[Begin Exercise material]
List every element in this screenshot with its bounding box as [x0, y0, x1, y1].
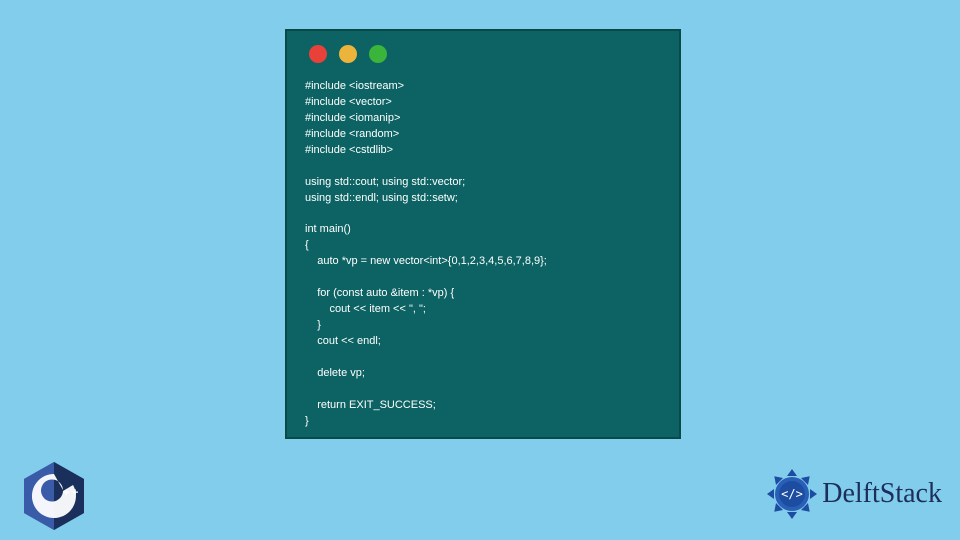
delftstack-brand: </> DelftStack [766, 468, 942, 520]
code-block: #include <iostream> #include <vector> #i… [305, 79, 661, 430]
close-icon[interactable] [309, 45, 327, 63]
gear-icon: </> [766, 468, 818, 520]
svg-text:</>: </> [781, 487, 803, 501]
minimize-icon[interactable] [339, 45, 357, 63]
maximize-icon[interactable] [369, 45, 387, 63]
svg-text:+: + [63, 487, 69, 499]
brand-name: DelftStack [822, 478, 942, 510]
svg-text:+: + [72, 487, 78, 499]
cpp-hexagon-icon: + + [22, 460, 86, 532]
window-controls [309, 45, 661, 63]
code-window: #include <iostream> #include <vector> #i… [285, 29, 681, 439]
cpp-logo: + + [22, 460, 86, 532]
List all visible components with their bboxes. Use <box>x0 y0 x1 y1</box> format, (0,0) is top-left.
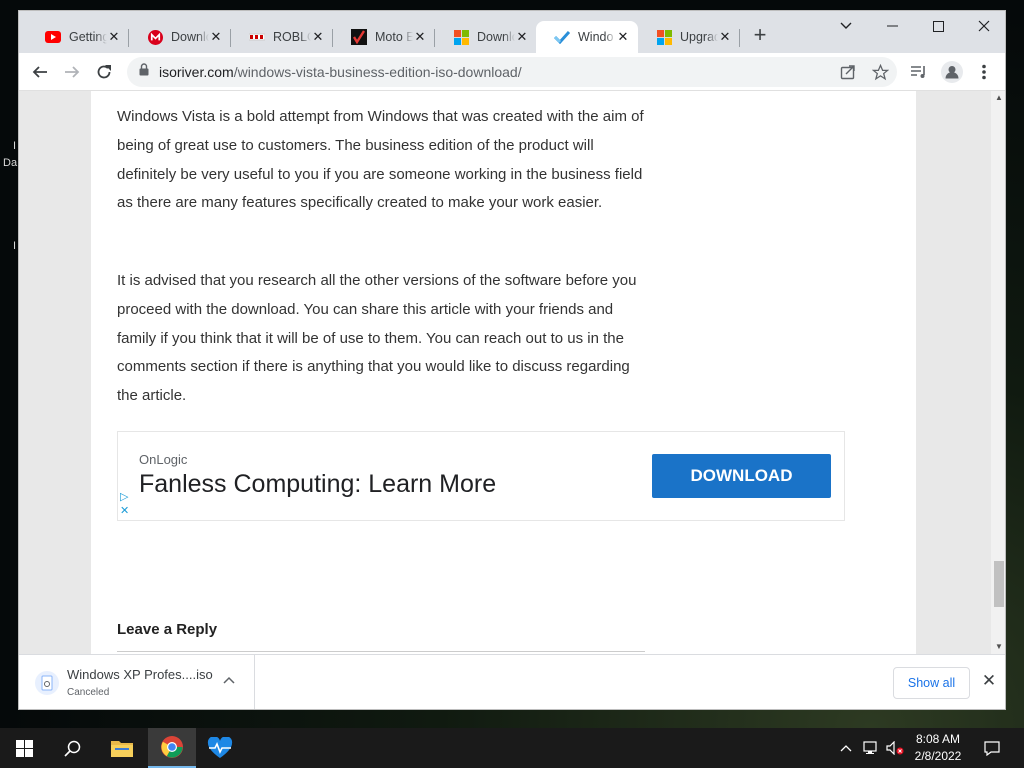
download-item[interactable]: Windows XP Profes....iso Canceled <box>19 655 255 709</box>
scroll-up-arrow-icon[interactable]: ▲ <box>991 91 1005 105</box>
windows-taskbar: 8:08 AM 2/8/2022 <box>0 728 1024 768</box>
ad-headline[interactable]: Fanless Computing: Learn More <box>139 470 496 499</box>
new-tab-button[interactable]: + <box>749 24 771 47</box>
ad-advertiser: OnLogic <box>139 452 188 467</box>
tab-youtube[interactable]: Getting ✕ <box>27 21 129 53</box>
minimize-button[interactable] <box>869 11 915 41</box>
show-all-downloads-button[interactable]: Show all <box>893 667 970 699</box>
chevron-up-icon[interactable] <box>223 673 235 687</box>
tab-roblox[interactable]: ROBLOX ✕ <box>231 21 333 53</box>
adchoices[interactable]: ▷ ✕ <box>120 490 129 518</box>
scrollbar-thumb[interactable] <box>994 561 1004 607</box>
tab-strip: Getting ✕ Downlo ✕ ROBLOX ✕ Moto E ✕ <box>19 11 1005 53</box>
scroll-down-arrow-icon[interactable]: ▼ <box>991 640 1005 654</box>
adchoices-play-icon[interactable]: ▷ <box>120 490 129 504</box>
heartbeat-app-icon[interactable] <box>196 728 244 768</box>
address-bar[interactable]: isoriver.com/windows-vista-business-edit… <box>127 57 897 87</box>
tab-title: Getting <box>69 30 107 44</box>
tab-download-m[interactable]: Downlo ✕ <box>129 21 231 53</box>
leave-reply-heading: Leave a Reply <box>117 621 218 638</box>
tab-title: Upgrad <box>680 30 718 44</box>
tab-search-chevron-icon[interactable] <box>823 11 869 41</box>
tab-windows-vista-active[interactable]: Windo ✕ <box>536 21 638 53</box>
blue-check-icon <box>554 29 570 45</box>
volume-muted-icon[interactable] <box>884 728 906 768</box>
chevron-up-icon[interactable] <box>836 728 856 768</box>
close-tab-icon[interactable]: ✕ <box>515 29 529 45</box>
ad-download-button[interactable]: DOWNLOAD <box>652 454 831 498</box>
close-tab-icon[interactable]: ✕ <box>718 29 732 45</box>
browser-toolbar: isoriver.com/windows-vista-business-edit… <box>19 53 1005 91</box>
tab-upgrade[interactable]: Upgrad ✕ <box>638 21 740 53</box>
download-filename: Windows XP Profes....iso <box>67 667 213 682</box>
tab-title: Downlo <box>477 30 515 44</box>
ad-close-icon[interactable]: ✕ <box>120 504 129 518</box>
clock-date: 2/8/2022 <box>914 749 962 763</box>
download-shelf: Windows XP Profes....iso Canceled Show a… <box>19 654 1005 709</box>
desktop-icon-fragment: I <box>13 240 17 252</box>
reading-list-icon[interactable] <box>905 59 931 85</box>
search-icon[interactable] <box>48 728 96 768</box>
tab-download-windows[interactable]: Downlo ✕ <box>435 21 537 53</box>
checkmark-icon <box>351 29 367 45</box>
tab-moto-e[interactable]: Moto E ✕ <box>333 21 435 53</box>
tab-title: ROBLOX <box>273 30 311 44</box>
close-tab-icon[interactable]: ✕ <box>616 29 630 45</box>
reload-button[interactable] <box>91 59 117 85</box>
close-window-button[interactable] <box>961 11 1005 41</box>
maximize-button[interactable] <box>915 11 961 41</box>
article-paragraph: Windows Vista is a bold attempt from Win… <box>117 108 644 212</box>
close-tab-icon[interactable]: ✕ <box>413 29 427 45</box>
url-host: isoriver.com <box>159 64 234 80</box>
file-icon <box>35 671 59 695</box>
profile-avatar-icon[interactable] <box>939 59 965 85</box>
chrome-taskbar-icon[interactable] <box>148 728 196 768</box>
start-button[interactable] <box>0 728 48 768</box>
youtube-icon <box>45 29 61 45</box>
close-tab-icon[interactable]: ✕ <box>209 29 223 45</box>
back-button[interactable] <box>27 59 53 85</box>
browser-menu-icon[interactable] <box>971 59 997 85</box>
tab-title: Downlo <box>171 30 209 44</box>
windows-icon <box>656 29 672 45</box>
url-text: isoriver.com/windows-vista-business-edit… <box>159 64 522 80</box>
page-scrollbar[interactable]: ▲ ▼ <box>991 91 1005 654</box>
clock-time: 8:08 AM <box>915 732 961 746</box>
network-icon[interactable] <box>860 728 882 768</box>
article-paragraph: It is advised that you research all the … <box>117 272 637 405</box>
file-explorer-icon[interactable] <box>98 728 146 768</box>
article-content: Windows Vista is a bold attempt from Win… <box>91 91 916 654</box>
windows-icon <box>453 29 469 45</box>
lock-icon[interactable] <box>139 63 149 81</box>
desktop-icon-fragment: I <box>13 140 17 152</box>
tab-title: Windo <box>578 30 614 44</box>
forward-button[interactable] <box>59 59 85 85</box>
browser-window: Getting ✕ Downlo ✕ ROBLOX ✕ Moto E ✕ <box>18 10 1006 710</box>
page-viewport[interactable]: Windows Vista is a bold attempt from Win… <box>19 91 1005 654</box>
roblox-icon <box>249 29 265 45</box>
download-status: Canceled <box>67 687 110 698</box>
close-tab-icon[interactable]: ✕ <box>311 29 325 45</box>
desktop-icon-label-fragment: Da <box>3 157 18 169</box>
bookmark-star-icon[interactable] <box>867 59 893 85</box>
close-download-shelf-icon[interactable]: ✕ <box>979 671 999 693</box>
red-circle-m-icon <box>147 29 163 45</box>
tab-title: Moto E <box>375 30 413 44</box>
advertisement-banner[interactable]: OnLogic Fanless Computing: Learn More DO… <box>117 431 845 521</box>
notification-center-icon[interactable] <box>978 728 1006 768</box>
url-path: /windows-vista-business-edition-iso-down… <box>233 64 522 80</box>
close-tab-icon[interactable]: ✕ <box>107 29 121 45</box>
system-clock[interactable]: 8:08 AM 2/8/2022 <box>904 731 972 765</box>
share-icon[interactable] <box>835 59 861 85</box>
[End Exercise material]
◆ Aim of the task:
Reproduce all of the entries above verbatim, but leave out the pictures.

◆ The result:
List every element in this screenshot with its bounding box as [x0, y0, x1, y1].
delftstack-brand: </> DelftStack [766, 468, 942, 520]
code-block: #include <iostream> #include <vector> #i… [305, 79, 661, 430]
close-icon[interactable] [309, 45, 327, 63]
gear-icon: </> [766, 468, 818, 520]
svg-text:</>: </> [781, 487, 803, 501]
minimize-icon[interactable] [339, 45, 357, 63]
maximize-icon[interactable] [369, 45, 387, 63]
svg-text:+: + [63, 487, 69, 499]
brand-name: DelftStack [822, 478, 942, 510]
svg-text:+: + [72, 487, 78, 499]
cpp-hexagon-icon: + + [22, 460, 86, 532]
window-controls [309, 45, 661, 63]
code-window: #include <iostream> #include <vector> #i… [285, 29, 681, 439]
cpp-logo: + + [22, 460, 86, 532]
List all visible components with their bboxes. Use <box>x0 y0 x1 y1</box> format, (0,0) is top-left.
download-item[interactable]: Windows XP Profes....iso Canceled <box>19 655 255 709</box>
scroll-up-arrow-icon[interactable]: ▲ <box>991 91 1005 105</box>
windows-taskbar: 8:08 AM 2/8/2022 <box>0 728 1024 768</box>
ad-headline[interactable]: Fanless Computing: Learn More <box>139 470 496 499</box>
new-tab-button[interactable]: + <box>749 24 771 47</box>
ad-advertiser: OnLogic <box>139 452 188 467</box>
tab-youtube[interactable]: Getting ✕ <box>27 21 129 53</box>
minimize-button[interactable] <box>869 11 915 41</box>
show-all-downloads-button[interactable]: Show all <box>893 667 970 699</box>
chevron-up-icon[interactable] <box>223 673 235 687</box>
tab-roblox[interactable]: ROBLOX ✕ <box>231 21 333 53</box>
adchoices[interactable]: ▷ ✕ <box>120 490 129 518</box>
scrollbar-thumb[interactable] <box>994 561 1004 607</box>
tab-strip: Getting ✕ Downlo ✕ ROBLOX ✕ Moto E ✕ <box>19 11 1005 53</box>
scroll-down-arrow-icon[interactable]: ▼ <box>991 640 1005 654</box>
adchoices-play-icon[interactable]: ▷ <box>120 490 129 504</box>
heartbeat-app-icon[interactable] <box>196 728 244 768</box>
address-bar[interactable]: isoriver.com/windows-vista-business-edit… <box>127 57 897 87</box>
tab-title: Getting <box>69 30 107 44</box>
tab-download-m[interactable]: Downlo ✕ <box>129 21 231 53</box>
leave-reply-heading: Leave a Reply <box>117 621 218 638</box>
tab-title: Upgrad <box>680 30 718 44</box>
tab-search-chevron-icon[interactable] <box>823 11 869 41</box>
tab-windows-vista-active[interactable]: Windo ✕ <box>536 21 638 53</box>
blue-check-icon <box>554 29 570 45</box>
volume-muted-icon[interactable] <box>884 728 906 768</box>
chevron-up-icon[interactable] <box>836 728 856 768</box>
close-tab-icon[interactable]: ✕ <box>515 29 529 45</box>
ad-download-button[interactable]: DOWNLOAD <box>652 454 831 498</box>
close-tab-icon[interactable]: ✕ <box>718 29 732 45</box>
browser-toolbar: isoriver.com/windows-vista-business-edit… <box>19 53 1005 91</box>
tab-upgrade[interactable]: Upgrad ✕ <box>638 21 740 53</box>
download-filename: Windows XP Profes....iso <box>67 667 213 682</box>
tab-title: Downlo <box>477 30 515 44</box>
ad-close-icon[interactable]: ✕ <box>120 504 129 518</box>
clock-date: 2/8/2022 <box>914 749 962 763</box>
download-shelf: Windows XP Profes....iso Canceled Show a… <box>19 654 1005 709</box>
desktop-icon-fragment: I <box>13 240 17 252</box>
reading-list-icon[interactable] <box>905 59 931 85</box>
search-icon[interactable] <box>48 728 96 768</box>
tab-download-windows[interactable]: Downlo ✕ <box>435 21 537 53</box>
checkmark-icon <box>351 29 367 45</box>
tab-moto-e[interactable]: Moto E ✕ <box>333 21 435 53</box>
tab-title: ROBLOX <box>273 30 311 44</box>
close-tab-icon[interactable]: ✕ <box>616 29 630 45</box>
reload-button[interactable] <box>91 59 117 85</box>
close-window-button[interactable] <box>961 11 1005 41</box>
maximize-button[interactable] <box>915 11 961 41</box>
article-paragraph: Windows Vista is a bold attempt from Win… <box>117 108 644 212</box>
close-tab-icon[interactable]: ✕ <box>413 29 427 45</box>
url-host: isoriver.com <box>159 64 234 80</box>
file-icon <box>35 671 59 695</box>
profile-avatar-icon[interactable] <box>939 59 965 85</box>
chrome-taskbar-icon[interactable] <box>148 728 196 768</box>
start-button[interactable] <box>0 728 48 768</box>
youtube-icon <box>45 29 61 45</box>
close-tab-icon[interactable]: ✕ <box>209 29 223 45</box>
back-button[interactable] <box>27 59 53 85</box>
browser-menu-icon[interactable] <box>971 59 997 85</box>
tab-title: Downlo <box>171 30 209 44</box>
windows-icon <box>656 29 672 45</box>
url-text: isoriver.com/windows-vista-business-edit… <box>159 64 522 80</box>
page-scrollbar[interactable]: ▲ ▼ <box>991 91 1005 654</box>
clock-time: 8:08 AM <box>915 732 961 746</box>
network-icon[interactable] <box>860 728 882 768</box>
article-paragraph: It is advised that you research all the … <box>117 272 637 405</box>
file-explorer-icon[interactable] <box>98 728 146 768</box>
article-content: Windows Vista is a bold attempt from Win… <box>91 91 916 654</box>
windows-icon <box>453 29 469 45</box>
lock-icon[interactable] <box>139 63 149 81</box>
desktop-icon-fragment: I <box>13 140 17 152</box>
tab-title: Windo <box>578 30 614 44</box>
forward-button[interactable] <box>59 59 85 85</box>
browser-window: Getting ✕ Downlo ✕ ROBLOX ✕ Moto E ✕ <box>18 10 1006 710</box>
page-viewport[interactable]: Windows Vista is a bold attempt from Win… <box>19 91 1005 654</box>
roblox-icon <box>249 29 265 45</box>
download-status: Canceled <box>67 687 110 698</box>
close-tab-icon[interactable]: ✕ <box>311 29 325 45</box>
desktop-icon-label-fragment: Da <box>3 157 18 169</box>
bookmark-star-icon[interactable] <box>867 59 893 85</box>
close-download-shelf-icon[interactable]: ✕ <box>979 671 999 693</box>
red-circle-m-icon <box>147 29 163 45</box>
tab-title: Moto E <box>375 30 413 44</box>
advertisement-banner[interactable]: OnLogic Fanless Computing: Learn More DO… <box>117 431 845 521</box>
notification-center-icon[interactable] <box>978 728 1006 768</box>
url-path: /windows-vista-business-edition-iso-down… <box>233 64 522 80</box>
close-tab-icon[interactable]: ✕ <box>107 29 121 45</box>
system-clock[interactable]: 8:08 AM 2/8/2022 <box>904 731 972 765</box>
share-icon[interactable] <box>835 59 861 85</box>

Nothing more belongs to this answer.